(Dataset rows)
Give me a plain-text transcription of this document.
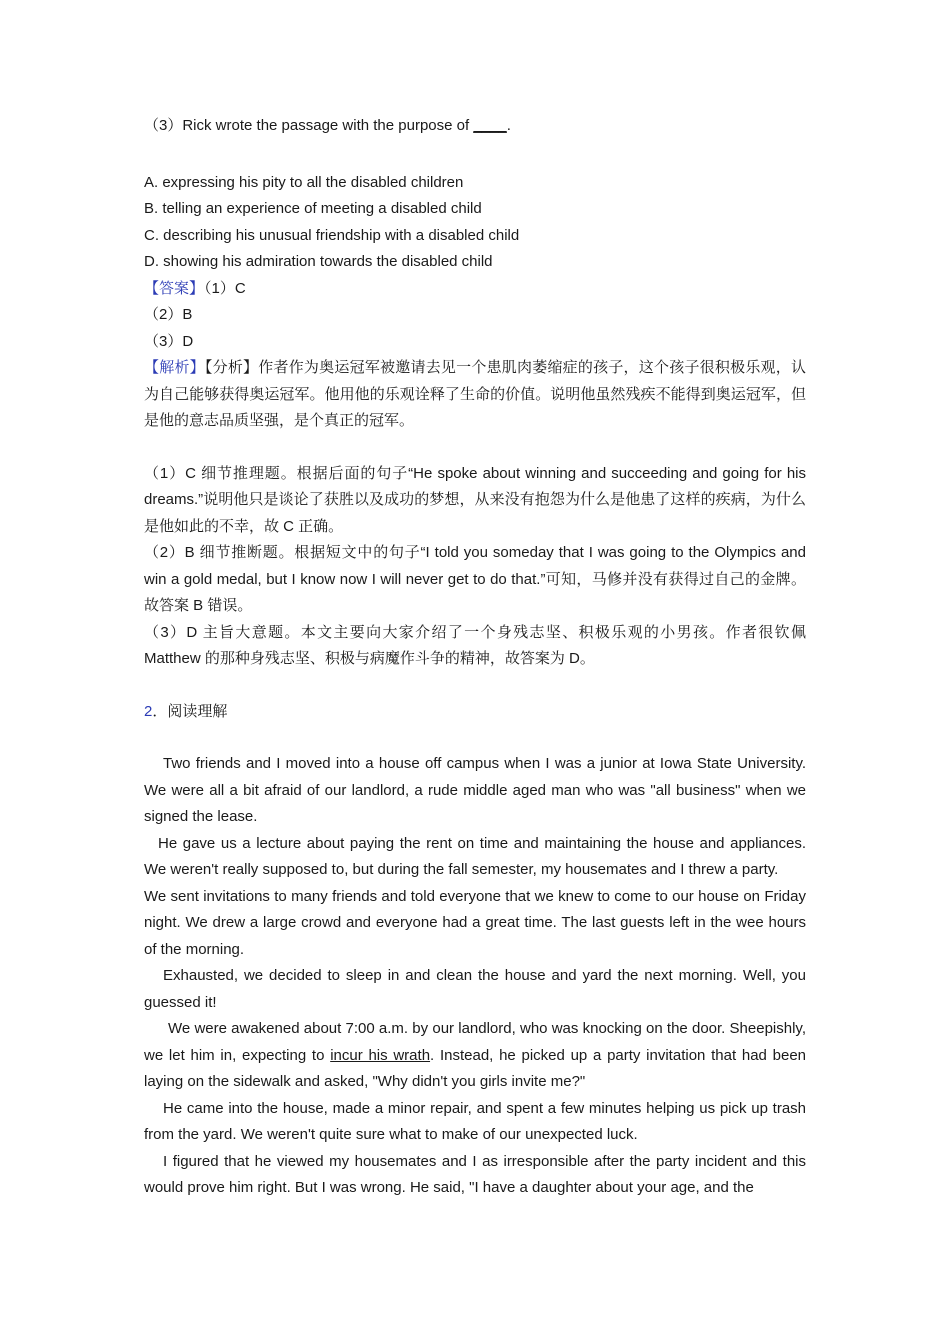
（3）Rick wrote the passage with the purpose of ____.

A. expressing his pity to all the disabled children

B. telling an experience of meeting a disabled child

C. describing his unusual friendship with a disabled child

D. showing his admiration towards the disabled child

【答案】（1）C

（2）B

（3）D

【解析】【分析】作者作为奥运冠军被邀请去见一个患肌肉萎缩症的孩子，这个孩子很积极乐观，认为自己能够获得奥运冠军。他用他的乐观诠释了生命的价值。说明他虽然残疾不能得到奥运冠军，但是他的意志品质坚强，是个真正的冠军。

（1）C 细节推理题。根据后面的句子“He spoke about winning and succeeding and going for his dreams.”说明他只是谈论了获胜以及成功的梦想，从来没有抱怨为什么是他患了这样的疾病，为什么是他如此的不幸，故 C 正确。

（2）B 细节推断题。根据短文中的句子“I told you someday that I was going to the Olympics and win a gold medal, but I know now I will never get to do that.”可知，马修并没有获得过自己的金牌。故答案 B 错误。

（3）D 主旨大意题。本文主要向大家介绍了一个身残志坚、积极乐观的小男孩。作者很钦佩 Matthew 的那种身残志坚、积极与病魔作斗争的精神，故答案为 D。

2．阅读理解

Two friends and I moved into a house off campus when I was a junior at Iowa State University. We were all a bit afraid of our landlord, a rude middle aged man who was "all business" when we signed the lease.

He gave us a lecture about paying the rent on time and maintaining the house and appliances. We weren't really supposed to, but during the fall semester, my housemates and I threw a party.

We sent invitations to many friends and told everyone that we knew to come to our house on Friday night. We drew a large crowd and everyone had a great time. The last guests left in the wee hours of the morning.

Exhausted, we decided to sleep in and clean the house and yard the next morning. Well, you guessed it!

We were awakened about 7:00 a.m. by our landlord, who was knocking on the door. Sheepishly, we let him in, expecting to incur his wrath. Instead, he picked up a party invitation that had been laying on the sidewalk and asked, "Why didn't you girls invite me?"

He came into the house, made a minor repair, and spent a few minutes helping us pick up trash from the yard. We weren't quite sure what to make of our unexpected luck.

I figured that he viewed my housemates and I as irresponsible after the party incident and this would prove him right. But I was wrong. He said, "I have a daughter about your age, and the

_STATED PROBLEM_
Say how many lines in the records above hold "weren", and give no other text.

_COMPLETE ANSWER_
2